Records from a data source

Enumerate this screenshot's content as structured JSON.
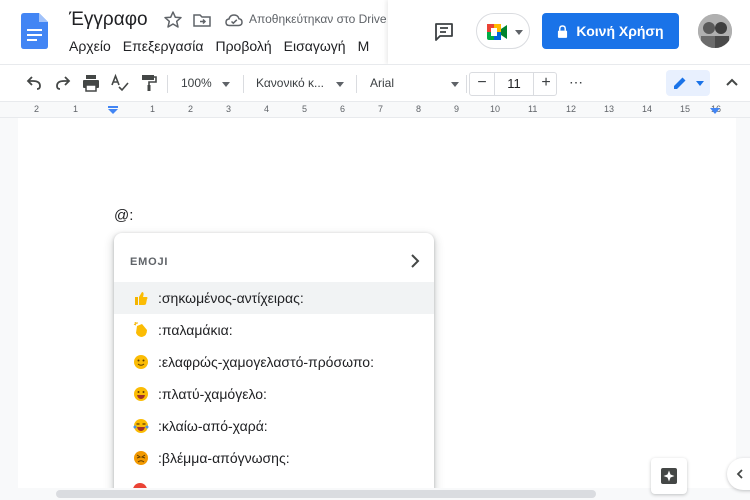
{
  "header": {
    "title": "Έγγραφο",
    "save_status": "Αποθηκεύτηκαν στο Drive",
    "menus": [
      "Αρχείο",
      "Επεξεργασία",
      "Προβολή",
      "Εισαγωγή",
      "Μ"
    ],
    "share_label": "Κοινή Χρήση",
    "accent": "#1a73e8"
  },
  "toolbar": {
    "zoom": "100%",
    "style": "Κανονικό κ...",
    "font": "Arial",
    "font_size": "11",
    "minus": "−",
    "plus": "+",
    "more": "⋯"
  },
  "ruler": {
    "marks": [
      "2",
      "1",
      "1",
      "2",
      "3",
      "4",
      "5",
      "6",
      "7",
      "8",
      "9",
      "10",
      "11",
      "12",
      "13",
      "14",
      "15",
      "16"
    ]
  },
  "document": {
    "typed": "@:"
  },
  "popup": {
    "heading": "EMOJI",
    "items": [
      {
        "icon": "thumbs-up-icon",
        "glyph": "👍",
        "label": ":σηκωμένος-αντίχειρας:"
      },
      {
        "icon": "clapping-hands-icon",
        "glyph": "👏",
        "label": ":παλαμάκια:"
      },
      {
        "icon": "slightly-smiling-face-icon",
        "glyph": "🙂",
        "label": ":ελαφρώς-χαμογελαστό-πρόσωπο:"
      },
      {
        "icon": "grinning-face-icon",
        "glyph": "😃",
        "label": ":πλατύ-χαμόγελο:"
      },
      {
        "icon": "tears-of-joy-icon",
        "glyph": "😂",
        "label": ":κλαίω-από-χαρά:"
      },
      {
        "icon": "despair-face-icon",
        "glyph": "😣",
        "label": ":βλέμμα-απόγνωσης:"
      }
    ]
  }
}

=== Task instructions ===
Write out the listing above exactly as it stands, pictures excluded.

=== Expected answer ===
Enumerate this screenshot's content as structured JSON.
{
  "header": {
    "title": "Έγγραφο",
    "save_status": "Αποθηκεύτηκαν στο Drive",
    "menus": [
      "Αρχείο",
      "Επεξεργασία",
      "Προβολή",
      "Εισαγωγή",
      "Μ"
    ],
    "share_label": "Κοινή Χρήση",
    "accent": "#1a73e8"
  },
  "toolbar": {
    "zoom": "100%",
    "style": "Κανονικό κ...",
    "font": "Arial",
    "font_size": "11",
    "minus": "−",
    "plus": "+",
    "more": "⋯"
  },
  "ruler": {
    "marks": [
      "2",
      "1",
      "1",
      "2",
      "3",
      "4",
      "5",
      "6",
      "7",
      "8",
      "9",
      "10",
      "11",
      "12",
      "13",
      "14",
      "15",
      "16"
    ]
  },
  "document": {
    "typed": "@:"
  },
  "popup": {
    "heading": "EMOJI",
    "items": [
      {
        "icon": "thumbs-up-icon",
        "glyph": "👍",
        "label": ":σηκωμένος-αντίχειρας:"
      },
      {
        "icon": "clapping-hands-icon",
        "glyph": "👏",
        "label": ":παλαμάκια:"
      },
      {
        "icon": "slightly-smiling-face-icon",
        "glyph": "🙂",
        "label": ":ελαφρώς-χαμογελαστό-πρόσωπο:"
      },
      {
        "icon": "grinning-face-icon",
        "glyph": "😃",
        "label": ":πλατύ-χαμόγελο:"
      },
      {
        "icon": "tears-of-joy-icon",
        "glyph": "😂",
        "label": ":κλαίω-από-χαρά:"
      },
      {
        "icon": "despair-face-icon",
        "glyph": "😣",
        "label": ":βλέμμα-απόγνωσης:"
      }
    ]
  }
}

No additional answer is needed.